- Directions: Check each line of the material below, and copy it if it holds the string "crossmember".

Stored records
━━━━━━━━
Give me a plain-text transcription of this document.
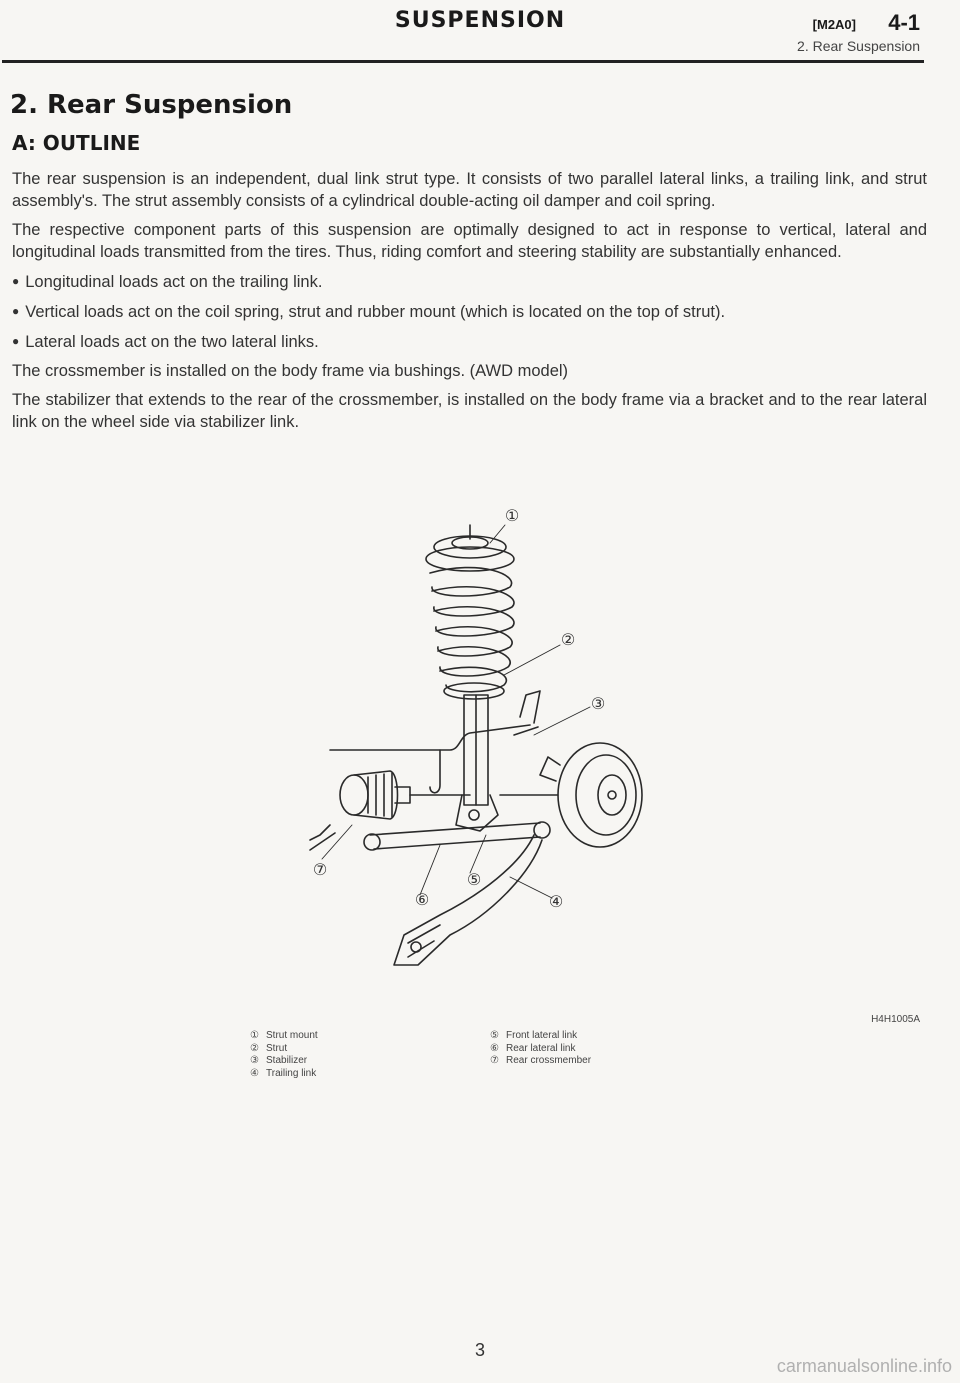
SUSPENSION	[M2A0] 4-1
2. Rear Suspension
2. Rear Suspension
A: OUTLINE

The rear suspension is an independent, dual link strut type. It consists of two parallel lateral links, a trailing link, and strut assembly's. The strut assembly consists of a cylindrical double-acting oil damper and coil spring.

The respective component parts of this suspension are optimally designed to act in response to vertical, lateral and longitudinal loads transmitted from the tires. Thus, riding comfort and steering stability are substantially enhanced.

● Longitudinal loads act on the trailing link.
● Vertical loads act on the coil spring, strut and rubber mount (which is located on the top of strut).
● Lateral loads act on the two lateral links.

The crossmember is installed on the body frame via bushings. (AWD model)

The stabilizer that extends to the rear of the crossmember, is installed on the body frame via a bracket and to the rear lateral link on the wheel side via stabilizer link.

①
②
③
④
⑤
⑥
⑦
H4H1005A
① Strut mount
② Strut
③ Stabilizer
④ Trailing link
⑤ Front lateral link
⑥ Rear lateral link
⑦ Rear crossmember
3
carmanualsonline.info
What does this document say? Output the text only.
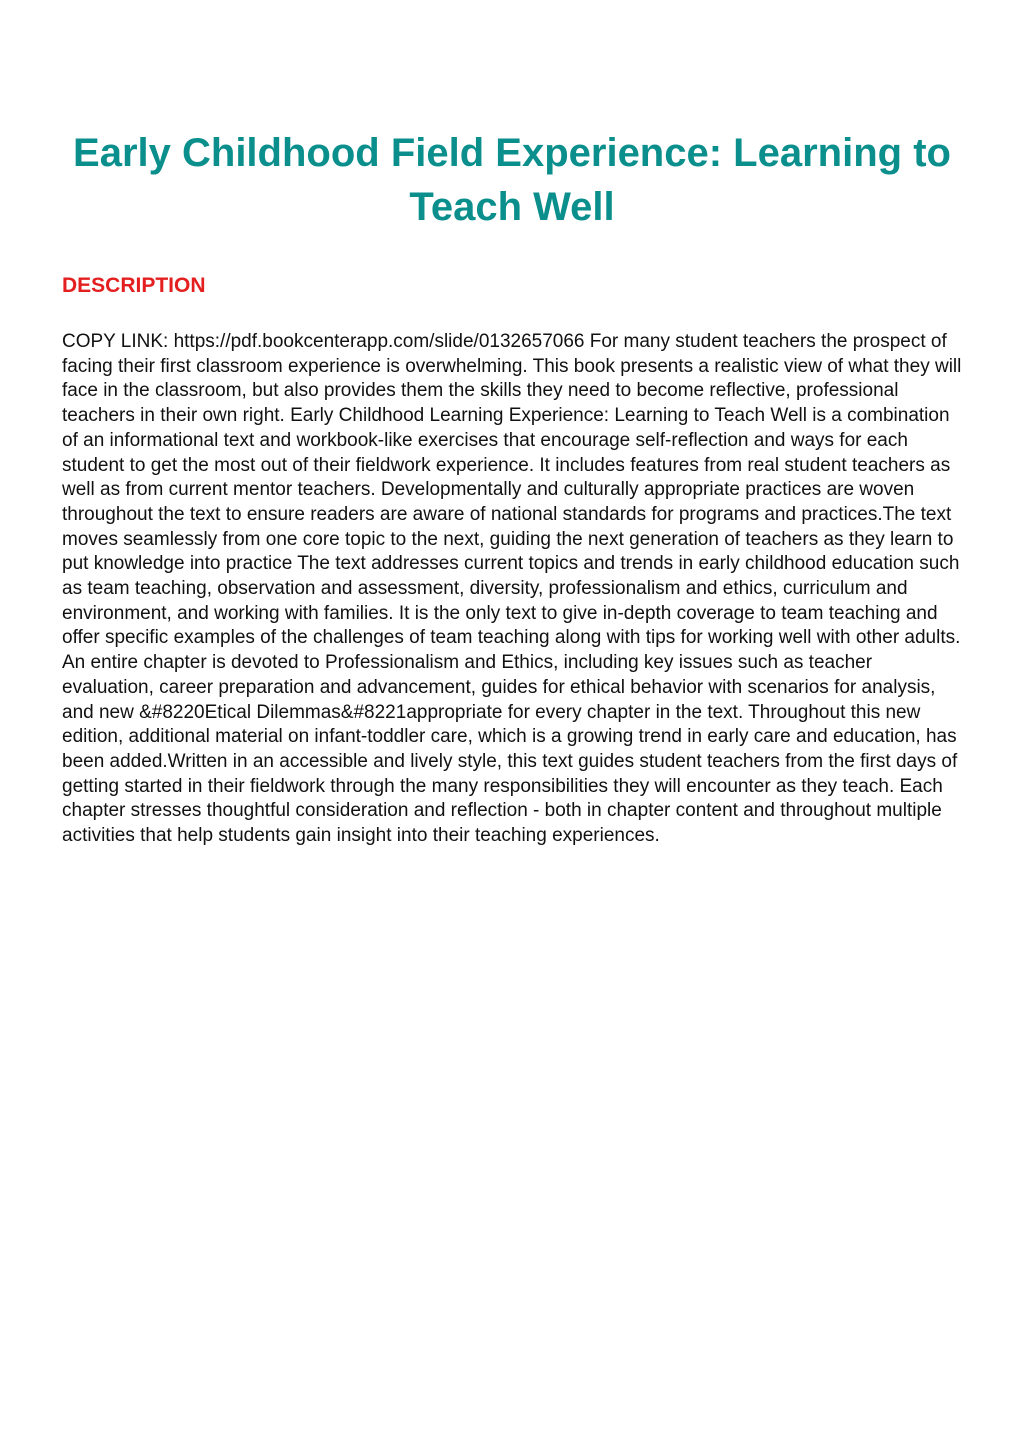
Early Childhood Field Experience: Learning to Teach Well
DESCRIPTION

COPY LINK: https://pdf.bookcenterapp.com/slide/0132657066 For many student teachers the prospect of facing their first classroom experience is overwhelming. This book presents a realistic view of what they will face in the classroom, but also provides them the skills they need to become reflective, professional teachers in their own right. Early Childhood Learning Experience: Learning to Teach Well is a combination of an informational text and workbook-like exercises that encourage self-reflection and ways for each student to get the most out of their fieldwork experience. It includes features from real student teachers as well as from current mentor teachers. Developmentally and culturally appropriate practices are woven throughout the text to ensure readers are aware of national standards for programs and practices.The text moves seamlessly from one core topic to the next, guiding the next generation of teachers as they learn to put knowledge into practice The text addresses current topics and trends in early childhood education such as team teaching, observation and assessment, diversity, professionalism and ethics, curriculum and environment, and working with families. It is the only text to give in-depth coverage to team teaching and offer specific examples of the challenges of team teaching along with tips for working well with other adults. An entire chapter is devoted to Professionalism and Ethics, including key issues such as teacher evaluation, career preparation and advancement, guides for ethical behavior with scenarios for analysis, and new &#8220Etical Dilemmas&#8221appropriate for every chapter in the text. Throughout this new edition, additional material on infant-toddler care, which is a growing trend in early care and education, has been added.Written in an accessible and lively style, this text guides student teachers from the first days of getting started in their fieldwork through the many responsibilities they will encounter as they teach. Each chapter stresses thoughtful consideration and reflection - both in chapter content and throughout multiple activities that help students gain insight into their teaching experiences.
━━━━━━━━
- Exercise answer:
The crossmember is installed on the body frame via bushings. (AWD model)
The stabilizer that extends to the rear of the crossmember, is installed on the body frame via a bracket and to the rear lateral link on the wheel side via stabilizer link.
⑦ Rear crossmember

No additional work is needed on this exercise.